Written request = State how many lines in the listing below include the word "TradingView", and add nothing besides the number.

Excerpted records =
◇ ◇ ◇ ◇ ◇
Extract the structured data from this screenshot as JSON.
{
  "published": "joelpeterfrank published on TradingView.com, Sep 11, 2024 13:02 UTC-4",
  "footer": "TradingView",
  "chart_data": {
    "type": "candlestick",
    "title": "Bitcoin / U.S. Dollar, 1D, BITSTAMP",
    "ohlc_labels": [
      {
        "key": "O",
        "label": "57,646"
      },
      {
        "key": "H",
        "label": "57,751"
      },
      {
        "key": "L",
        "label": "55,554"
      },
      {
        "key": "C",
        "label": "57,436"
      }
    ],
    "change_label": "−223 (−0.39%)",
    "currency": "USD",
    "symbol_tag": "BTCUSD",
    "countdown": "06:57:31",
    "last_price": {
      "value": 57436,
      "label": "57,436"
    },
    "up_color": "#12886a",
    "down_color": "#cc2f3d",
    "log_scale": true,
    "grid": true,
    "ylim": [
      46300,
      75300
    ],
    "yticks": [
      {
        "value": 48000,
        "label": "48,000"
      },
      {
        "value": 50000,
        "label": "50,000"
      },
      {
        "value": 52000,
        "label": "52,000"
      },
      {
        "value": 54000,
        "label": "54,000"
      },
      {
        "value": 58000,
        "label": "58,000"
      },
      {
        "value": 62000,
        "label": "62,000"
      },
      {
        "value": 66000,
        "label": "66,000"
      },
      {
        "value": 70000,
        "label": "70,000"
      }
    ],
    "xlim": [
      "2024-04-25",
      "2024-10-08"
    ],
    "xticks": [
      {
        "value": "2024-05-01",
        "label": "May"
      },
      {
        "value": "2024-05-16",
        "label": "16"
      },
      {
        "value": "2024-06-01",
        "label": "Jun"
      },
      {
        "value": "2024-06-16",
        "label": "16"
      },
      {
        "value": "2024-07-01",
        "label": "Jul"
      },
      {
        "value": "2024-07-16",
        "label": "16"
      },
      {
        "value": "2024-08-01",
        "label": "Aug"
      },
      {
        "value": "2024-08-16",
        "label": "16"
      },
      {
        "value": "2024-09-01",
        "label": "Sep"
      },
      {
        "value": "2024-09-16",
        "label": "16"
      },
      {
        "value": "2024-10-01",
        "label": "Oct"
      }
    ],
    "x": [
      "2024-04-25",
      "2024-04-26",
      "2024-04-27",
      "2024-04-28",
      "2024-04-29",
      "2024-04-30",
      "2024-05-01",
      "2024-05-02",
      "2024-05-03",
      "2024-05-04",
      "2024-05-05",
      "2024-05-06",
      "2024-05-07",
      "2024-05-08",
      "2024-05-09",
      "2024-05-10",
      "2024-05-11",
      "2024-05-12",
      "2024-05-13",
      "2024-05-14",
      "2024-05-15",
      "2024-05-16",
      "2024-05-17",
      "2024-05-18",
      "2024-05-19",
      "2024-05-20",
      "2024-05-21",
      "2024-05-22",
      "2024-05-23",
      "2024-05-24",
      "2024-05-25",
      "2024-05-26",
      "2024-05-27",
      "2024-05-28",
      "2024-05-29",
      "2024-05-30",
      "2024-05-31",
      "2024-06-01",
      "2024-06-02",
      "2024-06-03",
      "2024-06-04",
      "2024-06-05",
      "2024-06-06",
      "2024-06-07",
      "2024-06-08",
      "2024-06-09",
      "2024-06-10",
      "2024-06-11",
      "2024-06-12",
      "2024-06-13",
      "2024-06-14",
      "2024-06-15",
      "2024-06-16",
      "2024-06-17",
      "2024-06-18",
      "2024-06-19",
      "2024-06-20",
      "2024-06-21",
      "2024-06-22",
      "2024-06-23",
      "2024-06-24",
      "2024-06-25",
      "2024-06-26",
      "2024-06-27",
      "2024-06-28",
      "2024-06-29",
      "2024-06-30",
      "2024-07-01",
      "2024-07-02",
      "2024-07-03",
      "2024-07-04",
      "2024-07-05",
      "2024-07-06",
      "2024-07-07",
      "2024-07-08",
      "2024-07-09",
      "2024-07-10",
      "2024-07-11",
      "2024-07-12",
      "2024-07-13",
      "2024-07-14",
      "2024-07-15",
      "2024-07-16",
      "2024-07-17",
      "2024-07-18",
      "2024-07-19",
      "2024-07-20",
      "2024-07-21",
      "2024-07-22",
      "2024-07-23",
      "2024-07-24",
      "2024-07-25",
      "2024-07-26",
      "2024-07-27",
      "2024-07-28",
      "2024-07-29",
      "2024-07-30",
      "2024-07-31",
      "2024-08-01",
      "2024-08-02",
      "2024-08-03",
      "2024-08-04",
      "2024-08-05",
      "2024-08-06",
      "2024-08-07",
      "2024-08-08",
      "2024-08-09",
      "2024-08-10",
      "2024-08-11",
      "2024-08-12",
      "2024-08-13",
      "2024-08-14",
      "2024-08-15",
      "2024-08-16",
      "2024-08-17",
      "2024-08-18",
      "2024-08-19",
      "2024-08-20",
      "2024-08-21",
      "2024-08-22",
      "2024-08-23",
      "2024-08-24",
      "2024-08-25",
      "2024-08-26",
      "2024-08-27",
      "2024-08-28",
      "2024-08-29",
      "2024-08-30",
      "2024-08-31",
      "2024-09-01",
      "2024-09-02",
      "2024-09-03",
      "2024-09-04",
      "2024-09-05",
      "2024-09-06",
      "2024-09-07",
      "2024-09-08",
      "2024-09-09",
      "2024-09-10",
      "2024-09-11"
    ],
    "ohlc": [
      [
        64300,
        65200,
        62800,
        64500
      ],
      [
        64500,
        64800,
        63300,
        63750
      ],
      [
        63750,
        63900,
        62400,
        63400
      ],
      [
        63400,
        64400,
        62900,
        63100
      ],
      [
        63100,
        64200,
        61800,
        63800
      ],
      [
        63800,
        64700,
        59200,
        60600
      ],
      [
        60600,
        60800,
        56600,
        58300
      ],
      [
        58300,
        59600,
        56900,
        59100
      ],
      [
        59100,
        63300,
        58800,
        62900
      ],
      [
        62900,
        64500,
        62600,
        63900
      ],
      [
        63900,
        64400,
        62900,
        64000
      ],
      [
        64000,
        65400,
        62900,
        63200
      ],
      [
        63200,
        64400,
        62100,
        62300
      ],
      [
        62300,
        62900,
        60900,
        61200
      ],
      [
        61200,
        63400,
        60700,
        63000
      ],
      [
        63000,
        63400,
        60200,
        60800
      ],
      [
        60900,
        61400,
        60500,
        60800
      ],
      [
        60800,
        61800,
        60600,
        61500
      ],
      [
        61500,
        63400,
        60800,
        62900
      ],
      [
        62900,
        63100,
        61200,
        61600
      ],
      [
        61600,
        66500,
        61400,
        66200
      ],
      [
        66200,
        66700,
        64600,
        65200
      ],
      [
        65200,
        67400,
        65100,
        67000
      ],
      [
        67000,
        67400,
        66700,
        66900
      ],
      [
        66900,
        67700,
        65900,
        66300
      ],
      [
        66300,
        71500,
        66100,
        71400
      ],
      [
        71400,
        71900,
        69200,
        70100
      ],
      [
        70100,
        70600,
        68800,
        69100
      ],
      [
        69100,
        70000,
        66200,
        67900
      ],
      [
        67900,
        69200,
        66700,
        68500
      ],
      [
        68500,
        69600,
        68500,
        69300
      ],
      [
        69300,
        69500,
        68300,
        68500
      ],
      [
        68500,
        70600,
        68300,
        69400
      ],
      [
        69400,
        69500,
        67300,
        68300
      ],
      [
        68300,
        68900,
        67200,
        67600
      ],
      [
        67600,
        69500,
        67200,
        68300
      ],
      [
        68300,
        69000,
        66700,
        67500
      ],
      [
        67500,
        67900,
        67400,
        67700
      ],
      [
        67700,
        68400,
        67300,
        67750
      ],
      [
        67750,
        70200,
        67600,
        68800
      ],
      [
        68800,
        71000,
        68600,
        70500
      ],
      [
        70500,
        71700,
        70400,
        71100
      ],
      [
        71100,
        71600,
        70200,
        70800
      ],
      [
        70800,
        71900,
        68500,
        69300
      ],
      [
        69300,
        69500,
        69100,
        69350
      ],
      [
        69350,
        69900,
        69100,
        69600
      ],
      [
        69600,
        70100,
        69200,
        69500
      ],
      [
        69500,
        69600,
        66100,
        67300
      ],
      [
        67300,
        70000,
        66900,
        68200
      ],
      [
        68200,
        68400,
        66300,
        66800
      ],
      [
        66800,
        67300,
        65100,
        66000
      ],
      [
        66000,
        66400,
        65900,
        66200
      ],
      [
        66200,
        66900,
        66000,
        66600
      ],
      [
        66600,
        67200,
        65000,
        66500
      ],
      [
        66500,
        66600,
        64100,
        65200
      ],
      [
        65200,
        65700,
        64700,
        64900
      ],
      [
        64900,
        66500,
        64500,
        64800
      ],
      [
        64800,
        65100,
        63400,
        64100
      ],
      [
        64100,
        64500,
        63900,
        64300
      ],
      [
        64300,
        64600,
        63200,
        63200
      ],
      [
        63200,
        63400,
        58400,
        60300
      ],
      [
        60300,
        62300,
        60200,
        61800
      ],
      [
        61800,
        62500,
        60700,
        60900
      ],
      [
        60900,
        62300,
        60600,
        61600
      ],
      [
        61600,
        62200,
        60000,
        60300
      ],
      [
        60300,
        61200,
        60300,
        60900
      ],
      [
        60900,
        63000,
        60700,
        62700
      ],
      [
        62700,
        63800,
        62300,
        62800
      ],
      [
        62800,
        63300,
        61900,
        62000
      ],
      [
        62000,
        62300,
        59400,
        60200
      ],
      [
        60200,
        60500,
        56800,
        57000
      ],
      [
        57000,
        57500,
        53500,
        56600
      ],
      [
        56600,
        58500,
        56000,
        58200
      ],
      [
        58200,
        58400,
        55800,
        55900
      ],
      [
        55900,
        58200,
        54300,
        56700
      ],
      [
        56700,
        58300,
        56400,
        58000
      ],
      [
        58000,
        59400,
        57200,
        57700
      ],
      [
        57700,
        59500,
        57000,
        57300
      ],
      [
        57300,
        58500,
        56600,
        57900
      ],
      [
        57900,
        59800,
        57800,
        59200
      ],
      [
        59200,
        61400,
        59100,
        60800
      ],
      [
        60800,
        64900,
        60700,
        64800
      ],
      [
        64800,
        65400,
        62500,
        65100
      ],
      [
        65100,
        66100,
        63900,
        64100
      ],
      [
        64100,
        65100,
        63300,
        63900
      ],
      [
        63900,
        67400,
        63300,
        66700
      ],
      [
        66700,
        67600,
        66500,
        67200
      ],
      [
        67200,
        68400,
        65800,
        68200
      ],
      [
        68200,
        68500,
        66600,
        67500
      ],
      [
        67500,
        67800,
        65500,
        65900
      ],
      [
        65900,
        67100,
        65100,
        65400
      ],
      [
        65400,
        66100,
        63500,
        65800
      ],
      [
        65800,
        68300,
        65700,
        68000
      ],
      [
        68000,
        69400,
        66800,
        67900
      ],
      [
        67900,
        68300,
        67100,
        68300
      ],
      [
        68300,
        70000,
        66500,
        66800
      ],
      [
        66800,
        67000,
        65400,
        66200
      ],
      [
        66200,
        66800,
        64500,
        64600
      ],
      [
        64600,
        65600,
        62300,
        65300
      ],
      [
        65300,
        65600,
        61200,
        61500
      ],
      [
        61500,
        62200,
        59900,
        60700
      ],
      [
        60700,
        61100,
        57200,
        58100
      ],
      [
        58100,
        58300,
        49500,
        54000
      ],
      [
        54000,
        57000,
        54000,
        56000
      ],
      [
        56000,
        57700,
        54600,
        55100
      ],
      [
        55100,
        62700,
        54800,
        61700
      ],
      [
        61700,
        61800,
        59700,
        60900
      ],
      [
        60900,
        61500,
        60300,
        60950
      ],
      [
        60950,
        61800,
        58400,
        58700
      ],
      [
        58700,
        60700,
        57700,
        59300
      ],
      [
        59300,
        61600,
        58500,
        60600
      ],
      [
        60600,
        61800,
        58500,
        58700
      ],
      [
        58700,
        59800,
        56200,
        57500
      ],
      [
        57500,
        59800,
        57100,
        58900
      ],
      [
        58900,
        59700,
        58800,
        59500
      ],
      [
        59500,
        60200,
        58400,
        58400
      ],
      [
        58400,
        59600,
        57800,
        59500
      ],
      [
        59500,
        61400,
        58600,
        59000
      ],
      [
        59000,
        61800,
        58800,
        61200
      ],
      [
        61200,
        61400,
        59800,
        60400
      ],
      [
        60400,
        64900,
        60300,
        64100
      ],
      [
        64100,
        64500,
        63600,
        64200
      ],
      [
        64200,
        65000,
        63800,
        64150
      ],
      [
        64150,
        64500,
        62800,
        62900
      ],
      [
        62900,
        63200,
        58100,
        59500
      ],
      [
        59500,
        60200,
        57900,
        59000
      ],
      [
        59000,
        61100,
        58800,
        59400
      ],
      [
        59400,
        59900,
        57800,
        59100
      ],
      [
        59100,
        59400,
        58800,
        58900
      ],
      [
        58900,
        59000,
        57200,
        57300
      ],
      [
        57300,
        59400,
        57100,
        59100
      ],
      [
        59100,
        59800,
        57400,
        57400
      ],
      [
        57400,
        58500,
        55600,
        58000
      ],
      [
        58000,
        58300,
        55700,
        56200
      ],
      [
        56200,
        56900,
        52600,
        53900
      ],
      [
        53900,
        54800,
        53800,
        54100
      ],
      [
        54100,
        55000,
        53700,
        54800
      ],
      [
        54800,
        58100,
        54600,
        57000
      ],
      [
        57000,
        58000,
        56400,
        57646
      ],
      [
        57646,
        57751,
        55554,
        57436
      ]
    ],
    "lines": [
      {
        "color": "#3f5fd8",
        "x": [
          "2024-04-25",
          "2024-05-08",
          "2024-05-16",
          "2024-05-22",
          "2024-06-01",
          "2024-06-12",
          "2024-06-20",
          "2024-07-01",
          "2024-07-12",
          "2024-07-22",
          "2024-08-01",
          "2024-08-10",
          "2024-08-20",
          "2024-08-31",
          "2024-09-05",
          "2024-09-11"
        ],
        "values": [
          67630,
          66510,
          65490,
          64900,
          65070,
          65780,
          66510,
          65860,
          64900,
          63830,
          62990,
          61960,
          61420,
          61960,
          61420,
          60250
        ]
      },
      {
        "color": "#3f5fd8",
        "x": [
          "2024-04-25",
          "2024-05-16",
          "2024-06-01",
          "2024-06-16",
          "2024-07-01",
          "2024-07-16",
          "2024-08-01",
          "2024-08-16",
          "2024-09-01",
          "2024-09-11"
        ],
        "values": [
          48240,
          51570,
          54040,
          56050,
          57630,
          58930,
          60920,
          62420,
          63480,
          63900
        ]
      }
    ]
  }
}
◇ ◇ ◇ ◇ ◇
Complete answer = 2